EXERCISE DETAILS: Exclude the pictures, then repeat the remaining data exactly.

──────────────────────────────

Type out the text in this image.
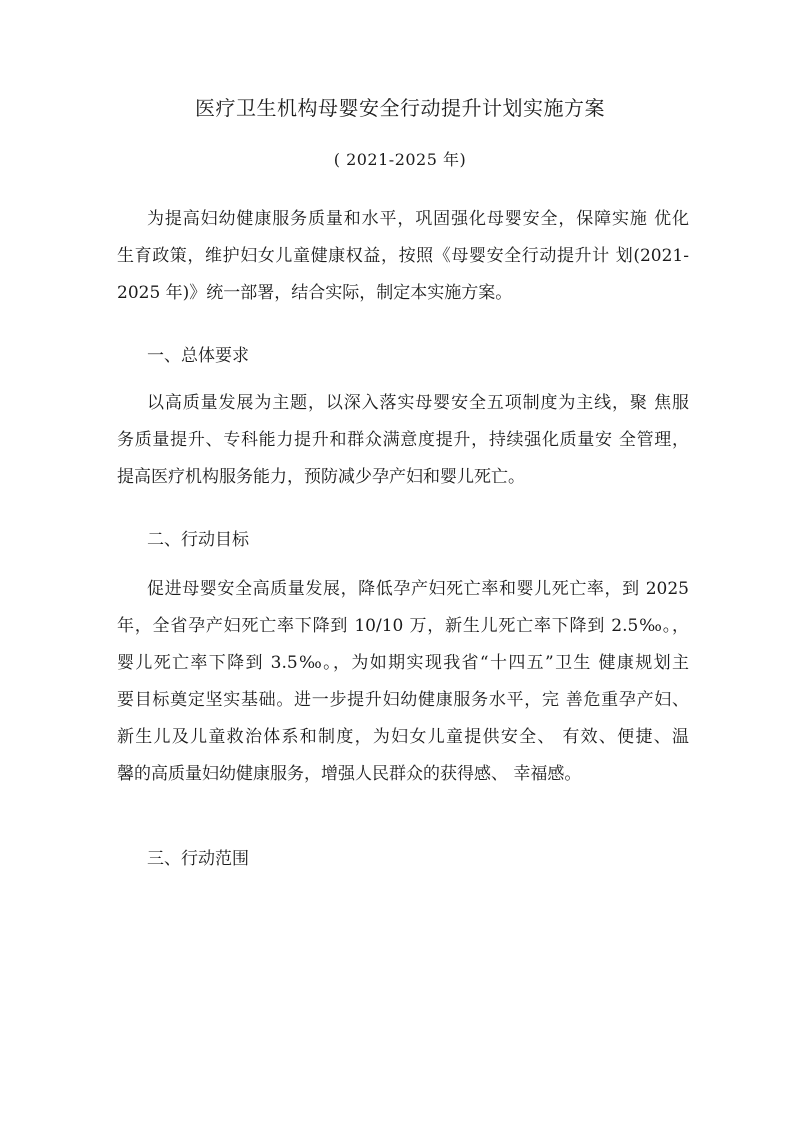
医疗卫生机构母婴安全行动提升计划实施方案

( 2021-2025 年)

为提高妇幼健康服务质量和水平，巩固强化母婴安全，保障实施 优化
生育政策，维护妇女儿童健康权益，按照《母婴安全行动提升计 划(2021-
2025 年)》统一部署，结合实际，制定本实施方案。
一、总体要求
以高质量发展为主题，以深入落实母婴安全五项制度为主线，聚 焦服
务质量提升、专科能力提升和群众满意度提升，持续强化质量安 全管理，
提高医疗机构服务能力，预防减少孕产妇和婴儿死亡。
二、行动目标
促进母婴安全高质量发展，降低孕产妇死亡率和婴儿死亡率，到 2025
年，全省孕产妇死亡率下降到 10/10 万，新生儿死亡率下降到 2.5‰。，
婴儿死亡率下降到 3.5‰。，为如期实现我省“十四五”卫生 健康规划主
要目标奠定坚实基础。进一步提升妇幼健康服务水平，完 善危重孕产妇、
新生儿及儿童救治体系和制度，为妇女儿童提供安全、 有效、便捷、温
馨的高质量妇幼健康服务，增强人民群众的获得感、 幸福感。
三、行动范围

──────────────────────────────

RESULT OF THIS EXERCISE:
Type out the text in this image.
医疗卫生机构母婴安全行动提升计划实施方案

( 2021-2025 年)

为提高妇幼健康服务质量和水平，巩固强化母婴安全，保障实施 优化
生育政策，维护妇女儿童健康权益，按照《母婴安全行动提升计 划(2021-
2025 年)》统一部署，结合实际，制定本实施方案。
一、总体要求
以高质量发展为主题，以深入落实母婴安全五项制度为主线，聚 焦服
务质量提升、专科能力提升和群众满意度提升，持续强化质量安 全管理，
提高医疗机构服务能力，预防减少孕产妇和婴儿死亡。
二、行动目标
促进母婴安全高质量发展，降低孕产妇死亡率和婴儿死亡率，到 2025
年，全省孕产妇死亡率下降到 10/10 万，新生儿死亡率下降到 2.5‰。，
婴儿死亡率下降到 3.5‰。，为如期实现我省“十四五”卫生 健康规划主
要目标奠定坚实基础。进一步提升妇幼健康服务水平，完 善危重孕产妇、
新生儿及儿童救治体系和制度，为妇女儿童提供安全、 有效、便捷、温
馨的高质量妇幼健康服务，增强人民群众的获得感、 幸福感。
三、行动范围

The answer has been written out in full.